[Entries with figure data]
****************************************
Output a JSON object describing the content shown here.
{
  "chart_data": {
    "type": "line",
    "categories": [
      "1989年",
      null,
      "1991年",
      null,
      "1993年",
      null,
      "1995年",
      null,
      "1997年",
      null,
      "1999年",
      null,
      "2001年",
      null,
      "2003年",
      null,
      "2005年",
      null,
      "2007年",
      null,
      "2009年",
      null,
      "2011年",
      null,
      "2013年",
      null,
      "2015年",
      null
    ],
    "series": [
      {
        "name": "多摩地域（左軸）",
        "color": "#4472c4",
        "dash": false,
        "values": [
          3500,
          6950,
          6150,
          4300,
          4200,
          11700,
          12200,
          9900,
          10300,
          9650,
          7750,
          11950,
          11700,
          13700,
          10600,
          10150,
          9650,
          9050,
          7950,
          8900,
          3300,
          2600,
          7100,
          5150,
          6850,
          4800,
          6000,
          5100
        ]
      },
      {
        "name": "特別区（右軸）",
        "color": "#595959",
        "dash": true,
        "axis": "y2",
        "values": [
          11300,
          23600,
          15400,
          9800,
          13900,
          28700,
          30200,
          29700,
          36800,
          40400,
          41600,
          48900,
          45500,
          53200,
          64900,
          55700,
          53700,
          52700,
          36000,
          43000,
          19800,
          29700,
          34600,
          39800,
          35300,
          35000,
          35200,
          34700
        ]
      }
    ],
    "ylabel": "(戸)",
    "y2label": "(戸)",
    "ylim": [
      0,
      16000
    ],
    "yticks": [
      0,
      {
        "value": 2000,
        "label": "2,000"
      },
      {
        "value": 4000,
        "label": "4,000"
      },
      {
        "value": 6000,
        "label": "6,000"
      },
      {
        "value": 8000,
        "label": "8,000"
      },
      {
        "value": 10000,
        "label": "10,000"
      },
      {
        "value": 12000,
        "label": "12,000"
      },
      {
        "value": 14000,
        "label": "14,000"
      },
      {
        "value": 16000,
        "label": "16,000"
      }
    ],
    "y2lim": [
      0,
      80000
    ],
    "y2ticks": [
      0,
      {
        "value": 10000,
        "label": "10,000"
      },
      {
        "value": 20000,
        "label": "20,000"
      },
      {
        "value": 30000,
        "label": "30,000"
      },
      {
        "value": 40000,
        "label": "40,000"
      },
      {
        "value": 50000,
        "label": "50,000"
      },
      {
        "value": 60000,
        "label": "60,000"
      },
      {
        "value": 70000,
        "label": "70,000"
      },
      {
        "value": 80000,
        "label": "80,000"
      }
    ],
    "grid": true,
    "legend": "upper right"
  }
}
****************************************
REQUIRED TASK – Retype every entry above, word for word.

FULL ANSWER –
Output a JSON object describing the content shown here.
{
  "chart_data": {
    "type": "line",
    "categories": [
      "1989年",
      null,
      "1991年",
      null,
      "1993年",
      null,
      "1995年",
      null,
      "1997年",
      null,
      "1999年",
      null,
      "2001年",
      null,
      "2003年",
      null,
      "2005年",
      null,
      "2007年",
      null,
      "2009年",
      null,
      "2011年",
      null,
      "2013年",
      null,
      "2015年",
      null
    ],
    "series": [
      {
        "name": "多摩地域（左軸）",
        "color": "#4472c4",
        "dash": false,
        "values": [
          3500,
          6950,
          6150,
          4300,
          4200,
          11700,
          12200,
          9900,
          10300,
          9650,
          7750,
          11950,
          11700,
          13700,
          10600,
          10150,
          9650,
          9050,
          7950,
          8900,
          3300,
          2600,
          7100,
          5150,
          6850,
          4800,
          6000,
          5100
        ]
      },
      {
        "name": "特別区（右軸）",
        "color": "#595959",
        "dash": true,
        "axis": "y2",
        "values": [
          11300,
          23600,
          15400,
          9800,
          13900,
          28700,
          30200,
          29700,
          36800,
          40400,
          41600,
          48900,
          45500,
          53200,
          64900,
          55700,
          53700,
          52700,
          36000,
          43000,
          19800,
          29700,
          34600,
          39800,
          35300,
          35000,
          35200,
          34700
        ]
      }
    ],
    "ylabel": "(戸)",
    "y2label": "(戸)",
    "ylim": [
      0,
      16000
    ],
    "yticks": [
      0,
      {
        "value": 2000,
        "label": "2,000"
      },
      {
        "value": 4000,
        "label": "4,000"
      },
      {
        "value": 6000,
        "label": "6,000"
      },
      {
        "value": 8000,
        "label": "8,000"
      },
      {
        "value": 10000,
        "label": "10,000"
      },
      {
        "value": 12000,
        "label": "12,000"
      },
      {
        "value": 14000,
        "label": "14,000"
      },
      {
        "value": 16000,
        "label": "16,000"
      }
    ],
    "y2lim": [
      0,
      80000
    ],
    "y2ticks": [
      0,
      {
        "value": 10000,
        "label": "10,000"
      },
      {
        "value": 20000,
        "label": "20,000"
      },
      {
        "value": 30000,
        "label": "30,000"
      },
      {
        "value": 40000,
        "label": "40,000"
      },
      {
        "value": 50000,
        "label": "50,000"
      },
      {
        "value": 60000,
        "label": "60,000"
      },
      {
        "value": 70000,
        "label": "70,000"
      },
      {
        "value": 80000,
        "label": "80,000"
      }
    ],
    "grid": true,
    "legend": "upper right"
  }
}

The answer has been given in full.